Dataset records:
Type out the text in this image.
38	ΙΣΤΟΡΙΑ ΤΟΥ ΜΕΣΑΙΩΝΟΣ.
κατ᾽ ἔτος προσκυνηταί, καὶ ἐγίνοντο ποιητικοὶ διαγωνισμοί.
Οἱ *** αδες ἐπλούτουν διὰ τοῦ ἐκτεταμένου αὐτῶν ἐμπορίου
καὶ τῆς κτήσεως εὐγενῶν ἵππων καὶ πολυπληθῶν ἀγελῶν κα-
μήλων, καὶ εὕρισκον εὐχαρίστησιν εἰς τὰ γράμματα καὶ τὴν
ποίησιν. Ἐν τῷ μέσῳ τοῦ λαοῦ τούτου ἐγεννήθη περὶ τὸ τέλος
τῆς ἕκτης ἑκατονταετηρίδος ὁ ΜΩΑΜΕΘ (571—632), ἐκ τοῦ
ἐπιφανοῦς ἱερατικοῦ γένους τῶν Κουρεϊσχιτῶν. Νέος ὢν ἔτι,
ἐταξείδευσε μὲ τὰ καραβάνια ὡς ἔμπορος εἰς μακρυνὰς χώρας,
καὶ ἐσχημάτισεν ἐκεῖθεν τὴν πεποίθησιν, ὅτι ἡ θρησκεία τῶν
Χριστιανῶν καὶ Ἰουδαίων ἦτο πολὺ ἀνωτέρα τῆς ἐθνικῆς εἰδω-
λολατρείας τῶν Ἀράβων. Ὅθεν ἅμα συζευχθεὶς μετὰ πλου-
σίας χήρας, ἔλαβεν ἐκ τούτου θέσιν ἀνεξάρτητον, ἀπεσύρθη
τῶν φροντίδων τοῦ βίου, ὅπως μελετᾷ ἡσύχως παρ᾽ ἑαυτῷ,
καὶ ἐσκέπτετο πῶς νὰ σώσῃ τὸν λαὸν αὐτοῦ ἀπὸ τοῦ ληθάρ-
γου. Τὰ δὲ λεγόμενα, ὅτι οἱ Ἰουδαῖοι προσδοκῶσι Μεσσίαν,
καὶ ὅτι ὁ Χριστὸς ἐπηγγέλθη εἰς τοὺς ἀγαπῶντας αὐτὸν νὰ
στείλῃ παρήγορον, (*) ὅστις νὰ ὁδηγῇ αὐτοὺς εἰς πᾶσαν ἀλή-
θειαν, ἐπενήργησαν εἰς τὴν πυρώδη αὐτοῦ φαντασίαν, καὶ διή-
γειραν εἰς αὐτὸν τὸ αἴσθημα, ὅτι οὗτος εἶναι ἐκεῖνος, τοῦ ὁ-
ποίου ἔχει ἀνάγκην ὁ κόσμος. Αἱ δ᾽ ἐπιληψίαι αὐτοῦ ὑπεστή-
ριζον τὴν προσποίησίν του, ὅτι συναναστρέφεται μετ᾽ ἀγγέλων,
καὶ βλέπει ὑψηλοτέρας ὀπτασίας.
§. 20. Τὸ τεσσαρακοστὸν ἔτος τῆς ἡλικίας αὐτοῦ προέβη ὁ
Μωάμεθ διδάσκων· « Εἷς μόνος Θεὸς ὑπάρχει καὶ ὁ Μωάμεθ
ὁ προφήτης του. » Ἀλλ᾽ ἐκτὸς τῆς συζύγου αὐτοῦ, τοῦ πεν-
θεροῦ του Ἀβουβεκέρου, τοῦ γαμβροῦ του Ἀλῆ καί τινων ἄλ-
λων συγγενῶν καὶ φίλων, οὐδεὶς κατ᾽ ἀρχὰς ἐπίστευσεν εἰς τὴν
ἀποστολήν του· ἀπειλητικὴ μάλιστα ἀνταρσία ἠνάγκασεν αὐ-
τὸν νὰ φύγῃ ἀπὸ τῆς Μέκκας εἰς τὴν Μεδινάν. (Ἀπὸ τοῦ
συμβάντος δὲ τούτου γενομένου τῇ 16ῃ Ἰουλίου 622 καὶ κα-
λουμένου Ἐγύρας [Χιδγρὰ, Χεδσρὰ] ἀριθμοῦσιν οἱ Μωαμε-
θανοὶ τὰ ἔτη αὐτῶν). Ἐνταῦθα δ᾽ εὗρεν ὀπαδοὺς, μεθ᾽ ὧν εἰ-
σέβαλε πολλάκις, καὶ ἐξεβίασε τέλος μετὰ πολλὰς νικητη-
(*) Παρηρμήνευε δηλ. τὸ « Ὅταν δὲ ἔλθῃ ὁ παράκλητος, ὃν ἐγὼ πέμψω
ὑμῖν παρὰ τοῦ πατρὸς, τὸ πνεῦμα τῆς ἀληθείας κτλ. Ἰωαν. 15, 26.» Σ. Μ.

Goal of the exercise: Reproduce the data in full, exactly as presented.

Response to this task:
Type out the text in this image.
38	ΙΣΤΟΡΙΑ ΤΟΥ ΜΕΣΑΙΩΝΟΣ.
κατ᾽ ἔτος προσκυνηταί, καὶ ἐγίνοντο ποιητικοὶ διαγωνισμοί.
Οἱ *** αδες ἐπλούτουν διὰ τοῦ ἐκτεταμένου αὐτῶν ἐμπορίου
καὶ τῆς κτήσεως εὐγενῶν ἵππων καὶ πολυπληθῶν ἀγελῶν κα-
μήλων, καὶ εὕρισκον εὐχαρίστησιν εἰς τὰ γράμματα καὶ τὴν
ποίησιν. Ἐν τῷ μέσῳ τοῦ λαοῦ τούτου ἐγεννήθη περὶ τὸ τέλος
τῆς ἕκτης ἑκατονταετηρίδος ὁ ΜΩΑΜΕΘ (571—632), ἐκ τοῦ
ἐπιφανοῦς ἱερατικοῦ γένους τῶν Κουρεϊσχιτῶν. Νέος ὢν ἔτι,
ἐταξείδευσε μὲ τὰ καραβάνια ὡς ἔμπορος εἰς μακρυνὰς χώρας,
καὶ ἐσχημάτισεν ἐκεῖθεν τὴν πεποίθησιν, ὅτι ἡ θρησκεία τῶν
Χριστιανῶν καὶ Ἰουδαίων ἦτο πολὺ ἀνωτέρα τῆς ἐθνικῆς εἰδω-
λολατρείας τῶν Ἀράβων. Ὅθεν ἅμα συζευχθεὶς μετὰ πλου-
σίας χήρας, ἔλαβεν ἐκ τούτου θέσιν ἀνεξάρτητον, ἀπεσύρθη
τῶν φροντίδων τοῦ βίου, ὅπως μελετᾷ ἡσύχως παρ᾽ ἑαυτῷ,
καὶ ἐσκέπτετο πῶς νὰ σώσῃ τὸν λαὸν αὐτοῦ ἀπὸ τοῦ ληθάρ-
γου. Τὰ δὲ λεγόμενα, ὅτι οἱ Ἰουδαῖοι προσδοκῶσι Μεσσίαν,
καὶ ὅτι ὁ Χριστὸς ἐπηγγέλθη εἰς τοὺς ἀγαπῶντας αὐτὸν νὰ
στείλῃ παρήγορον, (*) ὅστις νὰ ὁδηγῇ αὐτοὺς εἰς πᾶσαν ἀλή-
θειαν, ἐπενήργησαν εἰς τὴν πυρώδη αὐτοῦ φαντασίαν, καὶ διή-
γειραν εἰς αὐτὸν τὸ αἴσθημα, ὅτι οὗτος εἶναι ἐκεῖνος, τοῦ ὁ-
ποίου ἔχει ἀνάγκην ὁ κόσμος. Αἱ δ᾽ ἐπιληψίαι αὐτοῦ ὑπεστή-
ριζον τὴν προσποίησίν του, ὅτι συναναστρέφεται μετ᾽ ἀγγέλων,
καὶ βλέπει ὑψηλοτέρας ὀπτασίας.
§. 20. Τὸ τεσσαρακοστὸν ἔτος τῆς ἡλικίας αὐτοῦ προέβη ὁ
Μωάμεθ διδάσκων· « Εἷς μόνος Θεὸς ὑπάρχει καὶ ὁ Μωάμεθ
ὁ προφήτης του. » Ἀλλ᾽ ἐκτὸς τῆς συζύγου αὐτοῦ, τοῦ πεν-
θεροῦ του Ἀβουβεκέρου, τοῦ γαμβροῦ του Ἀλῆ καί τινων ἄλ-
λων συγγενῶν καὶ φίλων, οὐδεὶς κατ᾽ ἀρχὰς ἐπίστευσεν εἰς τὴν
ἀποστολήν του· ἀπειλητικὴ μάλιστα ἀνταρσία ἠνάγκασεν αὐ-
τὸν νὰ φύγῃ ἀπὸ τῆς Μέκκας εἰς τὴν Μεδινάν. (Ἀπὸ τοῦ
συμβάντος δὲ τούτου γενομένου τῇ 16ῃ Ἰουλίου 622 καὶ κα-
λουμένου Ἐγύρας [Χιδγρὰ, Χεδσρὰ] ἀριθμοῦσιν οἱ Μωαμε-
θανοὶ τὰ ἔτη αὐτῶν). Ἐνταῦθα δ᾽ εὗρεν ὀπαδοὺς, μεθ᾽ ὧν εἰ-
σέβαλε πολλάκις, καὶ ἐξεβίασε τέλος μετὰ πολλὰς νικητη-
(*) Παρηρμήνευε δηλ. τὸ « Ὅταν δὲ ἔλθῃ ὁ παράκλητος, ὃν ἐγὼ πέμψω
ὑμῖν παρὰ τοῦ πατρὸς, τὸ πνεῦμα τῆς ἀληθείας κτλ. Ἰωαν. 15, 26.» Σ. Μ.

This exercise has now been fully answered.